*DATA FOR THE TASK*:
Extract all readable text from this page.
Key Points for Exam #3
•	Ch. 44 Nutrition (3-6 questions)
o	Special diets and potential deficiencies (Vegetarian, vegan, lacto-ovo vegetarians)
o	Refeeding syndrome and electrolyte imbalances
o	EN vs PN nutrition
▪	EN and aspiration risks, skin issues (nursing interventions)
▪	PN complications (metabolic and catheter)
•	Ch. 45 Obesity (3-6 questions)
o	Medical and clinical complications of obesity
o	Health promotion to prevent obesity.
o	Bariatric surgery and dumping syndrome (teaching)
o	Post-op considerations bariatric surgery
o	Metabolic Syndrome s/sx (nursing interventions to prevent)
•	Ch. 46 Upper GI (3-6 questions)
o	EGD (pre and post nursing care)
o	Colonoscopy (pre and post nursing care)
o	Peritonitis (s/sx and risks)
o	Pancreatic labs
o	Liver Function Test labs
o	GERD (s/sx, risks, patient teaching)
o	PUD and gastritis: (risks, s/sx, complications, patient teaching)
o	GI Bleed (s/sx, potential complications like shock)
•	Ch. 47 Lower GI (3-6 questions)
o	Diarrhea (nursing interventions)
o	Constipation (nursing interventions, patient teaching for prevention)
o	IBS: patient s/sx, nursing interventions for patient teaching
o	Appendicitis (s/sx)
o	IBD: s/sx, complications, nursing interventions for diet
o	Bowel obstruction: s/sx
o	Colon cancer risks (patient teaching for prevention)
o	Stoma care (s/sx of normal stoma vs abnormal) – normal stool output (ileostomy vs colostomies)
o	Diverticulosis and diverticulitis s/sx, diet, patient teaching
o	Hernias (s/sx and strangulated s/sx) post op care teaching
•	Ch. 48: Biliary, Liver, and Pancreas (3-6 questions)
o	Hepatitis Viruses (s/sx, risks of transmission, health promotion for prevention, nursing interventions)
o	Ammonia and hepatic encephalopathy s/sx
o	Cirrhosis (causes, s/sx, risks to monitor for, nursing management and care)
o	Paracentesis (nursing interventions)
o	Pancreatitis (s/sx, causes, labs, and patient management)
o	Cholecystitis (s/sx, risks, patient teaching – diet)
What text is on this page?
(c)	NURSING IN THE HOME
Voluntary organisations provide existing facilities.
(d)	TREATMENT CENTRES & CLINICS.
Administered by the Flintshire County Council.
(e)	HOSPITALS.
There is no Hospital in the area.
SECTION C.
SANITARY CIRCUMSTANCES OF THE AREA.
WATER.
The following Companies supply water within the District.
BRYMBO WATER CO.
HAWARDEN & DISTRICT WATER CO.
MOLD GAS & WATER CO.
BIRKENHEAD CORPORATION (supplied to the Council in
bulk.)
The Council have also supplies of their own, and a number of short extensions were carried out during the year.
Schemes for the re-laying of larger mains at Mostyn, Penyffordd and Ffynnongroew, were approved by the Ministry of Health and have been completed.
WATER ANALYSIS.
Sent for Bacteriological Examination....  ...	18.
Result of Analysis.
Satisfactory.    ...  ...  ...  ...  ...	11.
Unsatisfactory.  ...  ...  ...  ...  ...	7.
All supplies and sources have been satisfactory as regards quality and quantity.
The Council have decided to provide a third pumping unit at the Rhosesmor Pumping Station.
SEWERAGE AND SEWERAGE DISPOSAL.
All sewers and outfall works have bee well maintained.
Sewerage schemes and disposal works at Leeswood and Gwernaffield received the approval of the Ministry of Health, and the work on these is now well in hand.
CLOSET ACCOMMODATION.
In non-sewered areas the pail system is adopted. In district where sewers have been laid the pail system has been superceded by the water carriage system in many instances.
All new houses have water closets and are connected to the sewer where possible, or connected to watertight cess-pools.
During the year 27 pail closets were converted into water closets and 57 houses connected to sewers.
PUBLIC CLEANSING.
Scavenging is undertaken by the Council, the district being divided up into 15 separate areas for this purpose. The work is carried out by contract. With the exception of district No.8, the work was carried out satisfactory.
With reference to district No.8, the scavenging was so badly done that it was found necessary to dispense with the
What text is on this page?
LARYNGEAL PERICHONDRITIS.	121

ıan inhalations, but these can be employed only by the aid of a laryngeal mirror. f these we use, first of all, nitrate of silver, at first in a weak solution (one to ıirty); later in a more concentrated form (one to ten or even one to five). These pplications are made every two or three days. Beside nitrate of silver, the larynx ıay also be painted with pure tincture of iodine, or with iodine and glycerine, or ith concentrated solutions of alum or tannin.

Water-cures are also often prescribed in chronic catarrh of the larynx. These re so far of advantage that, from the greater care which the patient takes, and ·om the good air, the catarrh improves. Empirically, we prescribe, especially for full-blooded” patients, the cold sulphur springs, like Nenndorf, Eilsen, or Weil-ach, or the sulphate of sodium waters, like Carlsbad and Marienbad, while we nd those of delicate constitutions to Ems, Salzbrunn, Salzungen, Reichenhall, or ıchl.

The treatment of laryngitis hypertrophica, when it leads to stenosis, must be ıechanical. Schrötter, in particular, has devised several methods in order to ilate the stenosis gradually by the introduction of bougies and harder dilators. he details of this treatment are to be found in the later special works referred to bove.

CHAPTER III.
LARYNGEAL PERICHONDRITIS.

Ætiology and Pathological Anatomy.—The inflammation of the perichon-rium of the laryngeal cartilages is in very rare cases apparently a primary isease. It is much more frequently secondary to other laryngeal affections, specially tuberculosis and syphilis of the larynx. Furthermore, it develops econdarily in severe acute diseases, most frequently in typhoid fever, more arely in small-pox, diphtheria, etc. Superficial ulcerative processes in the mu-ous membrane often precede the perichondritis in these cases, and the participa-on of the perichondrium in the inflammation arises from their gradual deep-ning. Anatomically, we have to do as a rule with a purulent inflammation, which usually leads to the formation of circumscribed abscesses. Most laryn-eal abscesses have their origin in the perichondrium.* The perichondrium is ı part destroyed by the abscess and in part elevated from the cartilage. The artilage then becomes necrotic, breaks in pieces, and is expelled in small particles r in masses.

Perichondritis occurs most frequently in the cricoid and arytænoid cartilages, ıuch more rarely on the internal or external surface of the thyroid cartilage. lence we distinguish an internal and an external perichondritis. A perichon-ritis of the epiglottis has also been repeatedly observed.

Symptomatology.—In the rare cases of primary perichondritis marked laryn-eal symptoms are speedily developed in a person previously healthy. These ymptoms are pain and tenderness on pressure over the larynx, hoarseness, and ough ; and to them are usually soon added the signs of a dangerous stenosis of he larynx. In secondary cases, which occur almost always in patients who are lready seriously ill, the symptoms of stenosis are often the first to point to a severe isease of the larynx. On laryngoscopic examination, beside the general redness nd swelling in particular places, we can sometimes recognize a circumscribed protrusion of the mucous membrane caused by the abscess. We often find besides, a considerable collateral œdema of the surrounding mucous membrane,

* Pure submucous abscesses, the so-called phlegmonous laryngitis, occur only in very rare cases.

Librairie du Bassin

*TASK DETAILS*: Nothing in the listing should be left out; repeat it exactly.

*REPLY*:
Extract all readable text from this page.
Key Points for Exam #3
•	Ch. 44 Nutrition (3-6 questions)
o	Special diets and potential deficiencies (Vegetarian, vegan, lacto-ovo vegetarians)
o	Refeeding syndrome and electrolyte imbalances
o	EN vs PN nutrition
▪	EN and aspiration risks, skin issues (nursing interventions)
▪	PN complications (metabolic and catheter)
•	Ch. 45 Obesity (3-6 questions)
o	Medical and clinical complications of obesity
o	Health promotion to prevent obesity.
o	Bariatric surgery and dumping syndrome (teaching)
o	Post-op considerations bariatric surgery
o	Metabolic Syndrome s/sx (nursing interventions to prevent)
•	Ch. 46 Upper GI (3-6 questions)
o	EGD (pre and post nursing care)
o	Colonoscopy (pre and post nursing care)
o	Peritonitis (s/sx and risks)
o	Pancreatic labs
o	Liver Function Test labs
o	GERD (s/sx, risks, patient teaching)
o	PUD and gastritis: (risks, s/sx, complications, patient teaching)
o	GI Bleed (s/sx, potential complications like shock)
•	Ch. 47 Lower GI (3-6 questions)
o	Diarrhea (nursing interventions)
o	Constipation (nursing interventions, patient teaching for prevention)
o	IBS: patient s/sx, nursing interventions for patient teaching
o	Appendicitis (s/sx)
o	IBD: s/sx, complications, nursing interventions for diet
o	Bowel obstruction: s/sx
o	Colon cancer risks (patient teaching for prevention)
o	Stoma care (s/sx of normal stoma vs abnormal) – normal stool output (ileostomy vs colostomies)
o	Diverticulosis and diverticulitis s/sx, diet, patient teaching
o	Hernias (s/sx and strangulated s/sx) post op care teaching
•	Ch. 48: Biliary, Liver, and Pancreas (3-6 questions)
o	Hepatitis Viruses (s/sx, risks of transmission, health promotion for prevention, nursing interventions)
o	Ammonia and hepatic encephalopathy s/sx
o	Cirrhosis (causes, s/sx, risks to monitor for, nursing management and care)
o	Paracentesis (nursing interventions)
o	Pancreatitis (s/sx, causes, labs, and patient management)
o	Cholecystitis (s/sx, risks, patient teaching – diet)
What text is on this page?
(c)	NURSING IN THE HOME
Voluntary organisations provide existing facilities.
(d)	TREATMENT CENTRES & CLINICS.
Administered by the Flintshire County Council.
(e)	HOSPITALS.
There is no Hospital in the area.
SECTION C.
SANITARY CIRCUMSTANCES OF THE AREA.
WATER.
The following Companies supply water within the District.
BRYMBO WATER CO.
HAWARDEN & DISTRICT WATER CO.
MOLD GAS & WATER CO.
BIRKENHEAD CORPORATION (supplied to the Council in
bulk.)
The Council have also supplies of their own, and a number of short extensions were carried out during the year.
Schemes for the re-laying of larger mains at Mostyn, Penyffordd and Ffynnongroew, were approved by the Ministry of Health and have been completed.
WATER ANALYSIS.
Sent for Bacteriological Examination....  ...	18.
Result of Analysis.
Satisfactory.    ...  ...  ...  ...  ...	11.
Unsatisfactory.  ...  ...  ...  ...  ...	7.
All supplies and sources have been satisfactory as regards quality and quantity.
The Council have decided to provide a third pumping unit at the Rhosesmor Pumping Station.
SEWERAGE AND SEWERAGE DISPOSAL.
All sewers and outfall works have bee well maintained.
Sewerage schemes and disposal works at Leeswood and Gwernaffield received the approval of the Ministry of Health, and the work on these is now well in hand.
CLOSET ACCOMMODATION.
In non-sewered areas the pail system is adopted. In district where sewers have been laid the pail system has been superceded by the water carriage system in many instances.
All new houses have water closets and are connected to the sewer where possible, or connected to watertight cess-pools.
During the year 27 pail closets were converted into water closets and 57 houses connected to sewers.
PUBLIC CLEANSING.
Scavenging is undertaken by the Council, the district being divided up into 15 separate areas for this purpose. The work is carried out by contract. With the exception of district No.8, the work was carried out satisfactory.
With reference to district No.8, the scavenging was so badly done that it was found necessary to dispense with the
What text is on this page?
LARYNGEAL PERICHONDRITIS.	121

ıan inhalations, but these can be employed only by the aid of a laryngeal mirror. f these we use, first of all, nitrate of silver, at first in a weak solution (one to ıirty); later in a more concentrated form (one to ten or even one to five). These pplications are made every two or three days. Beside nitrate of silver, the larynx ıay also be painted with pure tincture of iodine, or with iodine and glycerine, or ith concentrated solutions of alum or tannin.

Water-cures are also often prescribed in chronic catarrh of the larynx. These re so far of advantage that, from the greater care which the patient takes, and ·om the good air, the catarrh improves. Empirically, we prescribe, especially for full-blooded” patients, the cold sulphur springs, like Nenndorf, Eilsen, or Weil-ach, or the sulphate of sodium waters, like Carlsbad and Marienbad, while we nd those of delicate constitutions to Ems, Salzbrunn, Salzungen, Reichenhall, or ıchl.

The treatment of laryngitis hypertrophica, when it leads to stenosis, must be ıechanical. Schrötter, in particular, has devised several methods in order to ilate the stenosis gradually by the introduction of bougies and harder dilators. he details of this treatment are to be found in the later special works referred to bove.

CHAPTER III.
LARYNGEAL PERICHONDRITIS.

Ætiology and Pathological Anatomy.—The inflammation of the perichon-rium of the laryngeal cartilages is in very rare cases apparently a primary isease. It is much more frequently secondary to other laryngeal affections, specially tuberculosis and syphilis of the larynx. Furthermore, it develops econdarily in severe acute diseases, most frequently in typhoid fever, more arely in small-pox, diphtheria, etc. Superficial ulcerative processes in the mu-ous membrane often precede the perichondritis in these cases, and the participa-on of the perichondrium in the inflammation arises from their gradual deep-ning. Anatomically, we have to do as a rule with a purulent inflammation, which usually leads to the formation of circumscribed abscesses. Most laryn-eal abscesses have their origin in the perichondrium.* The perichondrium is ı part destroyed by the abscess and in part elevated from the cartilage. The artilage then becomes necrotic, breaks in pieces, and is expelled in small particles r in masses.

Perichondritis occurs most frequently in the cricoid and arytænoid cartilages, ıuch more rarely on the internal or external surface of the thyroid cartilage. lence we distinguish an internal and an external perichondritis. A perichon-ritis of the epiglottis has also been repeatedly observed.

Symptomatology.—In the rare cases of primary perichondritis marked laryn-eal symptoms are speedily developed in a person previously healthy. These ymptoms are pain and tenderness on pressure over the larynx, hoarseness, and ough ; and to them are usually soon added the signs of a dangerous stenosis of he larynx. In secondary cases, which occur almost always in patients who are lready seriously ill, the symptoms of stenosis are often the first to point to a severe isease of the larynx. On laryngoscopic examination, beside the general redness nd swelling in particular places, we can sometimes recognize a circumscribed protrusion of the mucous membrane caused by the abscess. We often find besides, a considerable collateral œdema of the surrounding mucous membrane,

* Pure submucous abscesses, the so-called phlegmonous laryngitis, occur only in very rare cases.

Librairie du Bassin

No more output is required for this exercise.